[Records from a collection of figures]

========================

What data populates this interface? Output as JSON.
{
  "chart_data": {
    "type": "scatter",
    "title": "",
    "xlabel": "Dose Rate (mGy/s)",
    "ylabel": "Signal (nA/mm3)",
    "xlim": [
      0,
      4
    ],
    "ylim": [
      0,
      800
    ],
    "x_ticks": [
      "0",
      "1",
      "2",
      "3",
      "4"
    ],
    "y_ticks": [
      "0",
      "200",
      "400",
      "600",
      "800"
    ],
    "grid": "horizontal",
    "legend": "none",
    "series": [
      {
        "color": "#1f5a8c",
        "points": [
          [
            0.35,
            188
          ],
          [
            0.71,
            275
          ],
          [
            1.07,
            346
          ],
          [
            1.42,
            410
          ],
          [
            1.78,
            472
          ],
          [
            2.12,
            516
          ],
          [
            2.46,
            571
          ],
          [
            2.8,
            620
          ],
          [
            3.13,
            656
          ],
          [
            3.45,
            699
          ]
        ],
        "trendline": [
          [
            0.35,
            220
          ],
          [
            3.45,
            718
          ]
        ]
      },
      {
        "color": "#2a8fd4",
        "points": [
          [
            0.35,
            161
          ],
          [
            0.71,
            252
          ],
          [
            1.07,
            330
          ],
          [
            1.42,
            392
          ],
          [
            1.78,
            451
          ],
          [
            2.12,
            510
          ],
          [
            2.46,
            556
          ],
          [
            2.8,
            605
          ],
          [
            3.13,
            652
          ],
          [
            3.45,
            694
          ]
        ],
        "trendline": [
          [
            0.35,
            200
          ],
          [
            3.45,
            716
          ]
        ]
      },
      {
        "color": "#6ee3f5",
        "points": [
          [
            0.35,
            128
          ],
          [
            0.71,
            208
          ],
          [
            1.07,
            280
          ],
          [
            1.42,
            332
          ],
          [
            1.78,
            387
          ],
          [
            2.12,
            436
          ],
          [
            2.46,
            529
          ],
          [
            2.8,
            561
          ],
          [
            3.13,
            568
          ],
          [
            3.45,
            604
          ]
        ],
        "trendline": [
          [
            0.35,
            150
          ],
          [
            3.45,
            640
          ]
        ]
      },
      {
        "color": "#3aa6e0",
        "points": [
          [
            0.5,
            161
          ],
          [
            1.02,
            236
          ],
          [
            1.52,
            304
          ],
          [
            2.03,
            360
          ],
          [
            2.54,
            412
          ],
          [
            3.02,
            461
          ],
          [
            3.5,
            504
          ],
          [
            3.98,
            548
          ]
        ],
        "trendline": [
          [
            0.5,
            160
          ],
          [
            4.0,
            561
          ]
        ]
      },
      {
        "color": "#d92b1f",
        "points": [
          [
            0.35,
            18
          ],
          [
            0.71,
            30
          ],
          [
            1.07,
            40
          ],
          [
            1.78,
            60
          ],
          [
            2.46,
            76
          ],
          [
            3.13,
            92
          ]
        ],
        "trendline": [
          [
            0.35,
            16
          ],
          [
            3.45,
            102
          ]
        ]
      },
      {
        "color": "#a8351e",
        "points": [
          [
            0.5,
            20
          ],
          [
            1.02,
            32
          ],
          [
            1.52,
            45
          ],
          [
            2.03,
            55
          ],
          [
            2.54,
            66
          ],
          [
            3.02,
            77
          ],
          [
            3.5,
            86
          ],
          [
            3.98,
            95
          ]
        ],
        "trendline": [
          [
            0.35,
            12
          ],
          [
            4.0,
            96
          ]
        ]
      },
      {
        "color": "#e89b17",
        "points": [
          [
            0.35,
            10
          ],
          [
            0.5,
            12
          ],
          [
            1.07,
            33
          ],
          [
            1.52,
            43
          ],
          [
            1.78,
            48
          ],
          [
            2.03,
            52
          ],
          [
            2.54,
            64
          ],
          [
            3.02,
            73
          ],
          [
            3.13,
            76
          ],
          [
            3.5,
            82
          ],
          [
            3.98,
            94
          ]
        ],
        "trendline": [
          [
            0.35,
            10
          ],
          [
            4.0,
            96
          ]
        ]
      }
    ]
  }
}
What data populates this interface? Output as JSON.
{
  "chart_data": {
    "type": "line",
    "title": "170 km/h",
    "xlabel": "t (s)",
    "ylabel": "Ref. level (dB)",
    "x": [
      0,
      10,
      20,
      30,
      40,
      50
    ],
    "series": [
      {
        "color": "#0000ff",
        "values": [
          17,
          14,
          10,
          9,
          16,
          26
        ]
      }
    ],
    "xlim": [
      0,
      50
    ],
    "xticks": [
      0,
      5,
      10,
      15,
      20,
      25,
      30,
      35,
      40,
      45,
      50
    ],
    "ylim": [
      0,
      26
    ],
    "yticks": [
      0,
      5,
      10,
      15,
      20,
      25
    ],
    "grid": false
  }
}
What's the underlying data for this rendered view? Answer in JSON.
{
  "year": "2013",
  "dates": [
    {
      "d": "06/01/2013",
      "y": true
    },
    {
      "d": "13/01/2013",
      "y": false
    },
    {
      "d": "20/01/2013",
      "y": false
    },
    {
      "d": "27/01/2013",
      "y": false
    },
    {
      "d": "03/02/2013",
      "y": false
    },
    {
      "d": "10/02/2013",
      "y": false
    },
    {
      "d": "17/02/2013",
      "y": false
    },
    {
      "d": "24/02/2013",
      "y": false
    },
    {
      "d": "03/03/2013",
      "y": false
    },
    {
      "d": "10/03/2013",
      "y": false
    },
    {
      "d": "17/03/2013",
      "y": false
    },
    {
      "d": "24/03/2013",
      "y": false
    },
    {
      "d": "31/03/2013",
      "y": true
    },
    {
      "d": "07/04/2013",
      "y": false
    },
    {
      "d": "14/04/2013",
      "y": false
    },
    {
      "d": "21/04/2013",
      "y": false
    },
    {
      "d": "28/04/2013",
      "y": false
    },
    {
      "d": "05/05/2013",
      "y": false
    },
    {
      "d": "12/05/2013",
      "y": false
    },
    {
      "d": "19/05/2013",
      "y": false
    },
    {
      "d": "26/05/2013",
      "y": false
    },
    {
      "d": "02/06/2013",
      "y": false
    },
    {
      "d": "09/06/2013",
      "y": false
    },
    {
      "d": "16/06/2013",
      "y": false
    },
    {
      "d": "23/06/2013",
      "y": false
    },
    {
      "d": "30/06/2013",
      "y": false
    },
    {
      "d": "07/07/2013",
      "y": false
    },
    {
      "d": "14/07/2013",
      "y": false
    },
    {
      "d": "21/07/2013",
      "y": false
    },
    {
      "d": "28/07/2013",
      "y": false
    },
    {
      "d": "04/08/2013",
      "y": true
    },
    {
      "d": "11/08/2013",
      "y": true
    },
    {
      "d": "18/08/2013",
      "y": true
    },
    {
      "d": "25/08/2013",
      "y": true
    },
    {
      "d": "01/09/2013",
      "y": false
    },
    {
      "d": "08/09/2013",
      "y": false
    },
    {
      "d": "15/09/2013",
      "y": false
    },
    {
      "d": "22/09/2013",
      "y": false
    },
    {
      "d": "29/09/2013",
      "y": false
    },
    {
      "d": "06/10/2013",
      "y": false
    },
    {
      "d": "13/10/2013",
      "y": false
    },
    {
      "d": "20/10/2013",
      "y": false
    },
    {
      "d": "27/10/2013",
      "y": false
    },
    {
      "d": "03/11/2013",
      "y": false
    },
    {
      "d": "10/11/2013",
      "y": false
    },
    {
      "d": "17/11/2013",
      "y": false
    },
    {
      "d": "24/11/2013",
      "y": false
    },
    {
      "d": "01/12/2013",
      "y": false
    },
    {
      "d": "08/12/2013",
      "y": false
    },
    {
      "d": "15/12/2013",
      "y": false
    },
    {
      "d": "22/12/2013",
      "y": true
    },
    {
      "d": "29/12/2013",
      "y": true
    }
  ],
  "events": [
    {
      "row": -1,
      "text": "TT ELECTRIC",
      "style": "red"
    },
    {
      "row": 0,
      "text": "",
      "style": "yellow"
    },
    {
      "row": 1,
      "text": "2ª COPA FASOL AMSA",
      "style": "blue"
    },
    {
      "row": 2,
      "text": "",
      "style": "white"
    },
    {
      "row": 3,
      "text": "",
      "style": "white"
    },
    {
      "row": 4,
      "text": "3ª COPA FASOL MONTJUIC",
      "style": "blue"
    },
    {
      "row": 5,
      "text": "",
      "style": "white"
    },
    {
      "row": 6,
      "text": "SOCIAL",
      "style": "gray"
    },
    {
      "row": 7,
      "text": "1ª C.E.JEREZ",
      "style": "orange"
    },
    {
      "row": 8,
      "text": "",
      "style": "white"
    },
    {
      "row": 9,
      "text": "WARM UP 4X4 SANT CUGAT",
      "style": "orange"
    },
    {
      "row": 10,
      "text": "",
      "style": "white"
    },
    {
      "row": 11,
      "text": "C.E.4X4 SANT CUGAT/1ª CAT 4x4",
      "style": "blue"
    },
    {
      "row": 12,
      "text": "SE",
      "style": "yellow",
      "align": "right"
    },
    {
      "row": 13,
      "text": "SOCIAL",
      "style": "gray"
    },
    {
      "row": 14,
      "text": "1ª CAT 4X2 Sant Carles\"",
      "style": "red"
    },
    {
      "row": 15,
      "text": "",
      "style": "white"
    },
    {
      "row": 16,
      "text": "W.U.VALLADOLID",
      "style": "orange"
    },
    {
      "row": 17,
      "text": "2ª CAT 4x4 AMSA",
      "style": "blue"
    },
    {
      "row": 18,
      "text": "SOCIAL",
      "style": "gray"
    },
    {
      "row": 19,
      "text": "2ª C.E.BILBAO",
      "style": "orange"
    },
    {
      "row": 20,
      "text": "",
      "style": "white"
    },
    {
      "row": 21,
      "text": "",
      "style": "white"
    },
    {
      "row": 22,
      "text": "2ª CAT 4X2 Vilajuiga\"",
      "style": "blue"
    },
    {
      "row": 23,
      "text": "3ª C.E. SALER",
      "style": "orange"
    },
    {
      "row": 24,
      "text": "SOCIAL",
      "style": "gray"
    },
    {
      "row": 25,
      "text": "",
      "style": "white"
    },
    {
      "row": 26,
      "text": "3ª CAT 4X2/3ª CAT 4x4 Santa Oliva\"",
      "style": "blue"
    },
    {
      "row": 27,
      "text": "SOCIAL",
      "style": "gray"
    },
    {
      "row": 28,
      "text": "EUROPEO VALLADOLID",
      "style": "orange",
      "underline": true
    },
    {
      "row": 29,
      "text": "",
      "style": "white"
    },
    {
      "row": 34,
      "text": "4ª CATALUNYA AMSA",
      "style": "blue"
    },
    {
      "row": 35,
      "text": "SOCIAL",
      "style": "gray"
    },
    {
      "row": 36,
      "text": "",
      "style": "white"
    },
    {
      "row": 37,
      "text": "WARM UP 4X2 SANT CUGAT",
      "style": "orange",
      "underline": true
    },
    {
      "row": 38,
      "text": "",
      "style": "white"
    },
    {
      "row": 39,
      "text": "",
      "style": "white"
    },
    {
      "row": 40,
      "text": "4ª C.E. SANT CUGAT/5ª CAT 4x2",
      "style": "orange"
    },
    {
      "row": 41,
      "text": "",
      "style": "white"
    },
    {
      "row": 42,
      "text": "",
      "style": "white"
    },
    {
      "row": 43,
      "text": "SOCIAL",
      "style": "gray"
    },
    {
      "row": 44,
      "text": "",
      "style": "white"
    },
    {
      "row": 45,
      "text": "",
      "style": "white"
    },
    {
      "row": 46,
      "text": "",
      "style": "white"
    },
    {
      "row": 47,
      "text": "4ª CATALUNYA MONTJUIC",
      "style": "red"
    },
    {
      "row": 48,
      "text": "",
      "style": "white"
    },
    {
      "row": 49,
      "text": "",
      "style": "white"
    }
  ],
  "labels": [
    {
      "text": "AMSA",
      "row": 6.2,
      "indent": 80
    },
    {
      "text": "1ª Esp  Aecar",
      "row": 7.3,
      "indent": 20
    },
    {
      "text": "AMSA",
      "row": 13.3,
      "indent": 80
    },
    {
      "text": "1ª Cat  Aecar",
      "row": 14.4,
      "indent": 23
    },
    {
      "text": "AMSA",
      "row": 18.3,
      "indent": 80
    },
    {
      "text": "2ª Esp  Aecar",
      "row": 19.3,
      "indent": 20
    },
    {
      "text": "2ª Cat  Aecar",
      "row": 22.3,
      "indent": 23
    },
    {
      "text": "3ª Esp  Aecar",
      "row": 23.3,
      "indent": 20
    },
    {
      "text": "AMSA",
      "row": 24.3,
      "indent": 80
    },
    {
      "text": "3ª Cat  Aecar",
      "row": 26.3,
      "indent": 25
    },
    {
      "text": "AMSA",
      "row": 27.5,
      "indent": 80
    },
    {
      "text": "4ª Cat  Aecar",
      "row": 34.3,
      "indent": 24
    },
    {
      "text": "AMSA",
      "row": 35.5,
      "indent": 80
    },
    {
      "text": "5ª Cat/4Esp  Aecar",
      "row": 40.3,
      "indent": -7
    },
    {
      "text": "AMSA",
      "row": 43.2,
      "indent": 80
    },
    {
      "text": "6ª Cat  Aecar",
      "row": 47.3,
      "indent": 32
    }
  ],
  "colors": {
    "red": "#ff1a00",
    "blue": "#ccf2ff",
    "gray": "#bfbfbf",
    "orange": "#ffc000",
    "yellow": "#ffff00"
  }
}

========================

> REQUEST:
Read the entries and pick out all lines that include the word "VALLADOLID".

> THE SOLUTION:
      "text": "W.U.VALLADOLID",
      "text": "EUROPEO VALLADOLID",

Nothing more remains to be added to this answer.